- What needs to be done
Find the lines holding "menimpa" and copy them.

- Working data
>> BEGIN

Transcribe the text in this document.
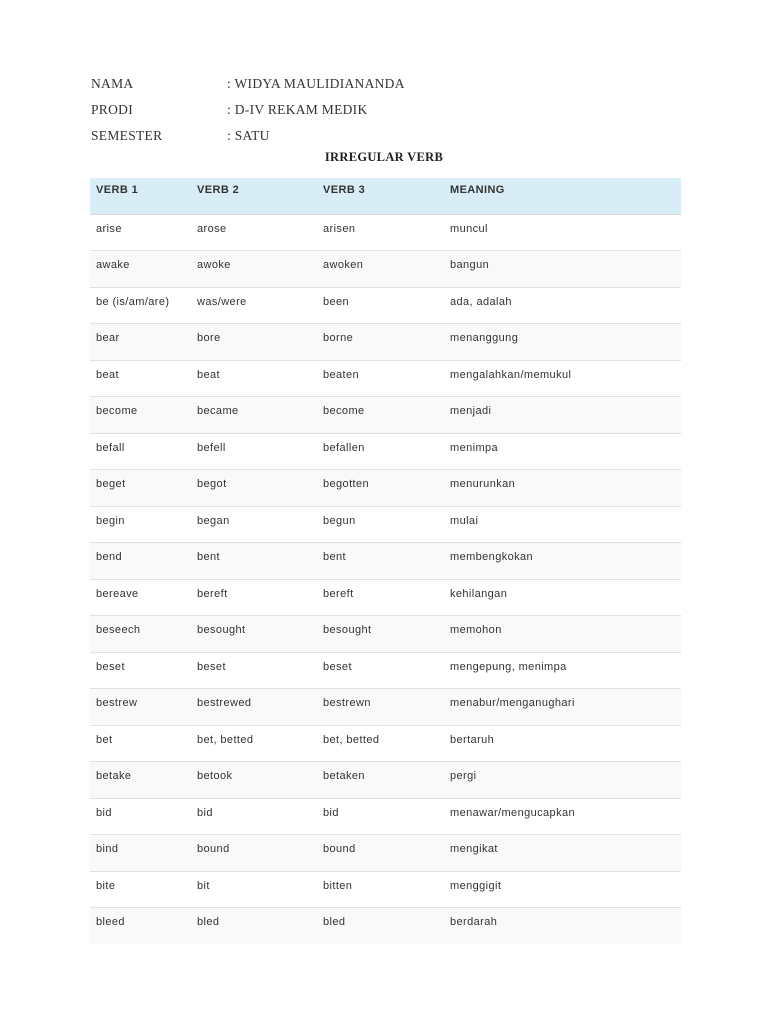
NAMA	: WIDYA MAULIDIANANDA
PRODI	: D-IV REKAM MEDIK
SEMESTER	: SATU
IRREGULAR VERB
VERB 1	VERB 2	VERB 3	MEANING
arise	arose	arisen	muncul
awake	awoke	awoken	bangun
be (is/am/are)	was/were	been	ada, adalah
bear	bore	borne	menanggung
beat	beat	beaten	mengalahkan/memukul
become	became	become	menjadi
befall	befell	befallen	menimpa
beget	begot	begotten	menurunkan
begin	began	begun	mulai
bend	bent	bent	membengkokan
bereave	bereft	bereft	kehilangan
beseech	besought	besought	memohon
beset	beset	beset	mengepung, menimpa
bestrew	bestrewed	bestrewn	menabur/menganughari
bet	bet, betted	bet, betted	bertaruh
betake	betook	betaken	pergi
bid	bid	bid	menawar/mengucapkan
bind	bound	bound	mengikat
bite	bit	bitten	menggigit
bleed	bled	bled	berdarah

>> END

- Worked answer
befall	befell	befallen	menimpa
beset	beset	beset	mengepung, menimpa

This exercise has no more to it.